Job:
Locate all lines with the word "true". Copy them.

[Raw records start]

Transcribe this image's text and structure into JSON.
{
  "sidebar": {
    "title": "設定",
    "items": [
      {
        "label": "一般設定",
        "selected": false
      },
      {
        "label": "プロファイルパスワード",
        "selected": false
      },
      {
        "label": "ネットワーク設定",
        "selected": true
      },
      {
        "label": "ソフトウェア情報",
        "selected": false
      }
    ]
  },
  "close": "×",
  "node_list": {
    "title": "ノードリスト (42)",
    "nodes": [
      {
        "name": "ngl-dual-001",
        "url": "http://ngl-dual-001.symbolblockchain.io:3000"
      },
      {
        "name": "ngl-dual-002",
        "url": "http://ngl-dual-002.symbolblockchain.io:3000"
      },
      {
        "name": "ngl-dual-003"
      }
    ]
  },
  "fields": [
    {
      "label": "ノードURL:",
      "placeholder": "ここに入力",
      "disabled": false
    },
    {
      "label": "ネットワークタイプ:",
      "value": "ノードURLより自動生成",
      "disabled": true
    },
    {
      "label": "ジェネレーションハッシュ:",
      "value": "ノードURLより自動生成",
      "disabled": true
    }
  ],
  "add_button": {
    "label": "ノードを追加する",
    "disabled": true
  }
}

[Raw records end]

Correct response:
        "selected": true
      "disabled": true
      "disabled": true
    "disabled": true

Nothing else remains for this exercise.